▶ What the task asks:
Using the data below, copy each line that includes the word "Completed".

━━━ Stored rows ━━━

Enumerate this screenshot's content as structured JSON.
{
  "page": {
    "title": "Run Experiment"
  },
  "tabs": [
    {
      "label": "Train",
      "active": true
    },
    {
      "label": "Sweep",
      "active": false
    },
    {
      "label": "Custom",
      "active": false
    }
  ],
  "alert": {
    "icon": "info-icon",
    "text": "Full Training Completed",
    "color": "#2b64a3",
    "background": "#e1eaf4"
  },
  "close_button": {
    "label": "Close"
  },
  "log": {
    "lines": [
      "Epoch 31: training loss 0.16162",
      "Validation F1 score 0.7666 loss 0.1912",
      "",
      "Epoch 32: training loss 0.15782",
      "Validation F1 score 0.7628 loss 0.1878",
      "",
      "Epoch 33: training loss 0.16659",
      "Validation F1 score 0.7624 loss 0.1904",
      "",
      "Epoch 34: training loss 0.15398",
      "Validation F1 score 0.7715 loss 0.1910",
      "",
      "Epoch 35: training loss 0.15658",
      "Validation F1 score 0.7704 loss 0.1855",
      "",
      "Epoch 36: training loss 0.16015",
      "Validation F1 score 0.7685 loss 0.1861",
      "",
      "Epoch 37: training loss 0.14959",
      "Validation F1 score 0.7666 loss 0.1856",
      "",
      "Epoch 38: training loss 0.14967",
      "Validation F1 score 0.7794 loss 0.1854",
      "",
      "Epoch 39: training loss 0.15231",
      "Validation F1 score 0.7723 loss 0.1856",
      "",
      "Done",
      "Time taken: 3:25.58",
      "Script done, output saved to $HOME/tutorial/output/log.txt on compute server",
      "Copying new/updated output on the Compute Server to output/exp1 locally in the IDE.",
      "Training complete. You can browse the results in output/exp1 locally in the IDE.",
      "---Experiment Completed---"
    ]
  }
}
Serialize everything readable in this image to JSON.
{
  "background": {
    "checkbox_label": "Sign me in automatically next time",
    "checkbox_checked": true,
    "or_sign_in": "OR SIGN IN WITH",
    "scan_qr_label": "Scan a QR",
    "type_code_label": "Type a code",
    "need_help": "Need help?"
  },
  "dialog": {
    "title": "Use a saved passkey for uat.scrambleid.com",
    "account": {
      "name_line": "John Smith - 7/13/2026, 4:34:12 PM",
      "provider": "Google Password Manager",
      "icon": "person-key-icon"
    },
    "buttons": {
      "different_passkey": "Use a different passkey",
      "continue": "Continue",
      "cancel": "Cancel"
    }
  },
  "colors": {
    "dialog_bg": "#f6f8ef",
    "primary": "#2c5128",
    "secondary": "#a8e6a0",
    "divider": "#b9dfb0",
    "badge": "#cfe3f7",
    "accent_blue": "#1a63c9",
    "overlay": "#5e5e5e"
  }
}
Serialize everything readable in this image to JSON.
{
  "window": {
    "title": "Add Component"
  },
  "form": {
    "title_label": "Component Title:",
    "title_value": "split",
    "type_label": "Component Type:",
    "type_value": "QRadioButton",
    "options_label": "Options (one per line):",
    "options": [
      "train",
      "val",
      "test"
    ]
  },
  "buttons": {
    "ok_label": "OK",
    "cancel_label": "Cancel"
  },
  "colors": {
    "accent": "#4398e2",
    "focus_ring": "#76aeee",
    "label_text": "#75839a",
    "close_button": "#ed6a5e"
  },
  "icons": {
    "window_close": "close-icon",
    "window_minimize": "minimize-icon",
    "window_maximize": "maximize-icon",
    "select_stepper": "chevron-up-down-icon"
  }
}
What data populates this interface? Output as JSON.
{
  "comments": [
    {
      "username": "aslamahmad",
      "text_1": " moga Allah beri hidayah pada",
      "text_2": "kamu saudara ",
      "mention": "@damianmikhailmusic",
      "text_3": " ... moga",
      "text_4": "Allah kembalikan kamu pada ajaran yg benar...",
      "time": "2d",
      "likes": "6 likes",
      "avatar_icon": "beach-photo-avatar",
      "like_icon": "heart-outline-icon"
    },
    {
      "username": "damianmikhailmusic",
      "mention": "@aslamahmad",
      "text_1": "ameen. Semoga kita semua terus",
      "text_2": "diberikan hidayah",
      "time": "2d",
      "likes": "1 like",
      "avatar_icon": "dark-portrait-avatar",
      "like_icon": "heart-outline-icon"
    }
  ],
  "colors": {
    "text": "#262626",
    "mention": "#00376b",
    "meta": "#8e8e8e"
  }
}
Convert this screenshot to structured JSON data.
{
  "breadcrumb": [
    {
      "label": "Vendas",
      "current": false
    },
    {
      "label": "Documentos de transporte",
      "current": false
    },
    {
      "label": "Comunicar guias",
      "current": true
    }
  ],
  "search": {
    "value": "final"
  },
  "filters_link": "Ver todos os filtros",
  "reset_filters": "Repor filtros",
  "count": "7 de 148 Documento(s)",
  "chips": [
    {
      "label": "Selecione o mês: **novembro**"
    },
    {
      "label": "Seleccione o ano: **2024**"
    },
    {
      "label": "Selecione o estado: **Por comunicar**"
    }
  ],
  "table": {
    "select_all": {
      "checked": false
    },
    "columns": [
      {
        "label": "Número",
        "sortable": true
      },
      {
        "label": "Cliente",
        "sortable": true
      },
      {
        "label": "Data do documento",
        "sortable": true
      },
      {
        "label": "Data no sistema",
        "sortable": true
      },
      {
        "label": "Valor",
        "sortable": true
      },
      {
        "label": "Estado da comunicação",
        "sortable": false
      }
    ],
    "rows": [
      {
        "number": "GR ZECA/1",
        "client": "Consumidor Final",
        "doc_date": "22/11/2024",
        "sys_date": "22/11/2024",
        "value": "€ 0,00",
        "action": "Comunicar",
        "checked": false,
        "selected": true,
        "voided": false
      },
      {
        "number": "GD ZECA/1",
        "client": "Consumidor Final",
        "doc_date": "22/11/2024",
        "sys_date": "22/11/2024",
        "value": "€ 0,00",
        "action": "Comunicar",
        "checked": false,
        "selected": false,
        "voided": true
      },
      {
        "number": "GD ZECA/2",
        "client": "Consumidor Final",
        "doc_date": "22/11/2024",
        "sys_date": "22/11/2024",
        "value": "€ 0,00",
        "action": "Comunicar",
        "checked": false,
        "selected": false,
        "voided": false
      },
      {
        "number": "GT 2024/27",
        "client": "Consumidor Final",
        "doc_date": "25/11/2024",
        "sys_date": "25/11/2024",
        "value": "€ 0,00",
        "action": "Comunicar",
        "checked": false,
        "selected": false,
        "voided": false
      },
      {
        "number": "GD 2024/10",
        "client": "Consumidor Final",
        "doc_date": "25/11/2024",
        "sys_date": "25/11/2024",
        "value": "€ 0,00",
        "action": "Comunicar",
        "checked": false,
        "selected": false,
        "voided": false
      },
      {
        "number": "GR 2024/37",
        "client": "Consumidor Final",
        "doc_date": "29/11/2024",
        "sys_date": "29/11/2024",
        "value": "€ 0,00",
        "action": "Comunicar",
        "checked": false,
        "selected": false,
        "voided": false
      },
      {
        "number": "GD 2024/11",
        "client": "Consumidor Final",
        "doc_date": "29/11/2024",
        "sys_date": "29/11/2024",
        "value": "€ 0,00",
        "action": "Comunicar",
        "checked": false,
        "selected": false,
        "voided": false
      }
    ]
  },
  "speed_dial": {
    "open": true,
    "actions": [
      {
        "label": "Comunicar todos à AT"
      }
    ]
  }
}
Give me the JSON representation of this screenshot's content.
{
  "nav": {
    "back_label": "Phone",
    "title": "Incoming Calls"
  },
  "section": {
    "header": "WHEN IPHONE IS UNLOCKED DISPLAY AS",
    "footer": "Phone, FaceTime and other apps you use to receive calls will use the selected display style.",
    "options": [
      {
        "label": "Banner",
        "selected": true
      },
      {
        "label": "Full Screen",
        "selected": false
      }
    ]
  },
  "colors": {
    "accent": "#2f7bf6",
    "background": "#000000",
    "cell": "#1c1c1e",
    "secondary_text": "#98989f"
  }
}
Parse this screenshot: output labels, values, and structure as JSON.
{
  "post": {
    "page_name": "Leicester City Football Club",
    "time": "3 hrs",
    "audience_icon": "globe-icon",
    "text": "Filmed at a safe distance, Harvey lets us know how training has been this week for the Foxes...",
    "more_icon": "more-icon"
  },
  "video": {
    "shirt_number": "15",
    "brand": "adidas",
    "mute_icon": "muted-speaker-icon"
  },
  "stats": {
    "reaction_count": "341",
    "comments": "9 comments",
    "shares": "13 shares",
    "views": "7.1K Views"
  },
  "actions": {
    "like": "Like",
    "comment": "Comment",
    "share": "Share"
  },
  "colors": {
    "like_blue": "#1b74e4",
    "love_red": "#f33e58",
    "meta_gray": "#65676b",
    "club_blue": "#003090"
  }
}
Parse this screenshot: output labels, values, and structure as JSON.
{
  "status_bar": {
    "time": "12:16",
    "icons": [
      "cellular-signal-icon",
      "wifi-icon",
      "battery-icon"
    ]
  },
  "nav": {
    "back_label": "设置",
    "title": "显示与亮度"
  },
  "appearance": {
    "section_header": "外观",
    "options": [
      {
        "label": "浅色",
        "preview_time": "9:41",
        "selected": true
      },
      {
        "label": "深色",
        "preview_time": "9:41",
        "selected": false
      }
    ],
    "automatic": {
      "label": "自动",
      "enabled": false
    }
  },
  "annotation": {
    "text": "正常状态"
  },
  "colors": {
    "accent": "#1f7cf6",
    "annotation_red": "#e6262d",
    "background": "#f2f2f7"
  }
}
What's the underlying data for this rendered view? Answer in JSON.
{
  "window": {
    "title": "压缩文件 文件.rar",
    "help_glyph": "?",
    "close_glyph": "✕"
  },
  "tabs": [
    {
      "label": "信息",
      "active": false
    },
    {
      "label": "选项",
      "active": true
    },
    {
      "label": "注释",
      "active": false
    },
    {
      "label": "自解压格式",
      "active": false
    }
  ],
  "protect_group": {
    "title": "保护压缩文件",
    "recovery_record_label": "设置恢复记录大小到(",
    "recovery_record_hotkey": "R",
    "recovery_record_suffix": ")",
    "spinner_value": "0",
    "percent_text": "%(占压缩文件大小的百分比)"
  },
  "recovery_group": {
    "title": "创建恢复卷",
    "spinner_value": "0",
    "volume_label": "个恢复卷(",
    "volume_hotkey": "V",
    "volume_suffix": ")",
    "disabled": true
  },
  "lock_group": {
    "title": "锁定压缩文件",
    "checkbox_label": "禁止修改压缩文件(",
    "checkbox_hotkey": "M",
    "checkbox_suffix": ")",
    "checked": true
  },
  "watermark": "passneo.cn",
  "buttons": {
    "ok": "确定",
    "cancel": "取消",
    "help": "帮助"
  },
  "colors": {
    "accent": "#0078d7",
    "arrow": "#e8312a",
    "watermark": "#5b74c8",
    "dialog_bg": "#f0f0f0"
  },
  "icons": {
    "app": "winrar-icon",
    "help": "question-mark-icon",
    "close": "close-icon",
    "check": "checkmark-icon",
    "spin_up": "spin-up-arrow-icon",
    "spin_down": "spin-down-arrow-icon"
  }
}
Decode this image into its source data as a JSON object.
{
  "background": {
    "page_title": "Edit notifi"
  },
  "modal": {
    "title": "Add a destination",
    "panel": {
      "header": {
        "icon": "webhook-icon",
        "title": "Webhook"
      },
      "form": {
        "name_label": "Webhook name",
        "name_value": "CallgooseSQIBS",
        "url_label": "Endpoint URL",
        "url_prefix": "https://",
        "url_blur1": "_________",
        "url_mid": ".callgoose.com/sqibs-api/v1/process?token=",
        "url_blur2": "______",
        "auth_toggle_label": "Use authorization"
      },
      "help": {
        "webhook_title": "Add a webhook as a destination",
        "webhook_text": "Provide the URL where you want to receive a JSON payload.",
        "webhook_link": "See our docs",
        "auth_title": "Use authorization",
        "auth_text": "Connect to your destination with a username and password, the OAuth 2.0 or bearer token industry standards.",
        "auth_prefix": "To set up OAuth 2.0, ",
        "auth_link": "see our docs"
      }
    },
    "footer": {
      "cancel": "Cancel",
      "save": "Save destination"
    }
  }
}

━━━

▶ Worked answer:
    "text": "Full Training Completed",
      "---Experiment Completed---"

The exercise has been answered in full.